— start of Input data —

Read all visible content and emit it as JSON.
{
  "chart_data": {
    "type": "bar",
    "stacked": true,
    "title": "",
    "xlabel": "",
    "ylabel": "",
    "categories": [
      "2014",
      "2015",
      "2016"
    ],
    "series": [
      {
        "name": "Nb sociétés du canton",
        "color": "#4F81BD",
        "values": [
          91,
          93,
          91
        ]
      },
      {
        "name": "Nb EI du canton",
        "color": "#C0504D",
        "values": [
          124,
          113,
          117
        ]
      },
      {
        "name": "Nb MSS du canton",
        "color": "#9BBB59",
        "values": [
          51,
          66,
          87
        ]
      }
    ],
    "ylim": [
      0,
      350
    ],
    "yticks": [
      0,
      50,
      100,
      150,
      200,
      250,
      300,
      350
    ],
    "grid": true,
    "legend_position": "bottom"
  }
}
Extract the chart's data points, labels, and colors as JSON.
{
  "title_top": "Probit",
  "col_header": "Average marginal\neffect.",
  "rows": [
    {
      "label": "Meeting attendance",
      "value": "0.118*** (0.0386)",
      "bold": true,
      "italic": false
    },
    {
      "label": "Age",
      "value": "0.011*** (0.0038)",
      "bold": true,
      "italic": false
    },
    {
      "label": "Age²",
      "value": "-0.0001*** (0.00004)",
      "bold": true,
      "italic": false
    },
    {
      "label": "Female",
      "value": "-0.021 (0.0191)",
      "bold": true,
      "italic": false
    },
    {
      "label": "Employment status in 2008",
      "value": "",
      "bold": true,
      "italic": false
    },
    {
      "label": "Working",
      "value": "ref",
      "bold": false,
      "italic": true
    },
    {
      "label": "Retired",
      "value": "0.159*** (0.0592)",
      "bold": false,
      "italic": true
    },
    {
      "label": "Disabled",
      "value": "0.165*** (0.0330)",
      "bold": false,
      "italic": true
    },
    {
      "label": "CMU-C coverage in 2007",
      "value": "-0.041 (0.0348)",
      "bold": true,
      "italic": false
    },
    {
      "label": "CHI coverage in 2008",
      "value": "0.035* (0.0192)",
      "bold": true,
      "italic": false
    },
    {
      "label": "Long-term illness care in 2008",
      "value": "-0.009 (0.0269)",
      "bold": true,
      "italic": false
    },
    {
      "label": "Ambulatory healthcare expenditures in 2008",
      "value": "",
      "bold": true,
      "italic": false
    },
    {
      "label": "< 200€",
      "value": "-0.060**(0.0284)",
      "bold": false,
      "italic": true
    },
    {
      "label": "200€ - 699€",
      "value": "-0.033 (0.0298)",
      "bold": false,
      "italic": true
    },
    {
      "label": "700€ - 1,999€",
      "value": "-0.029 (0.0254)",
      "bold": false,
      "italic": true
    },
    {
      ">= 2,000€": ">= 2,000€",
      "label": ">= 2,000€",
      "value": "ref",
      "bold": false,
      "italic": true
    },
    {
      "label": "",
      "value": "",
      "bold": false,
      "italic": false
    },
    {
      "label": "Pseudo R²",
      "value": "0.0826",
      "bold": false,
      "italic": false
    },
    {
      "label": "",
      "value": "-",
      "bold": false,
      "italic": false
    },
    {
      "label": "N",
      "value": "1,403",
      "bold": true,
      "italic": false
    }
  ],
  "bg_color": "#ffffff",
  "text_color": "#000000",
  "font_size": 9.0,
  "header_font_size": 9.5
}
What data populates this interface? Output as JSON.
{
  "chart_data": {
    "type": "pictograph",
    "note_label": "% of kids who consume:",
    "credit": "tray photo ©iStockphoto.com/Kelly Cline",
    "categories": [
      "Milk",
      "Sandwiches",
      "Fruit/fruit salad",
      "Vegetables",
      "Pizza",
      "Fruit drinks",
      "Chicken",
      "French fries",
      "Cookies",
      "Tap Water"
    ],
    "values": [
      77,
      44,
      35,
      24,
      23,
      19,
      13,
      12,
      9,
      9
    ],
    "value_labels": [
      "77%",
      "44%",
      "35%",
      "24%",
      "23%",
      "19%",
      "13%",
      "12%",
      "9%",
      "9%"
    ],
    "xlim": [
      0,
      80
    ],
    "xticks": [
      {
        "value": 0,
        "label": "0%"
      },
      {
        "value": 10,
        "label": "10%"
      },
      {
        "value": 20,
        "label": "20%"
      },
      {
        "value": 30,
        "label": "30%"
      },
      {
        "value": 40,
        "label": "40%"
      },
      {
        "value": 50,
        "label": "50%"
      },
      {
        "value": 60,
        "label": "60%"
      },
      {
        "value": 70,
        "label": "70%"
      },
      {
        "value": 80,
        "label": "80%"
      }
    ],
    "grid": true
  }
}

— end of Input data —

Task goal: Search the lines for the string "canton" and copy every line that has it.

Complete answer:
        "name": "Nb sociétés du canton",
        "name": "Nb EI du canton",
        "name": "Nb MSS du canton",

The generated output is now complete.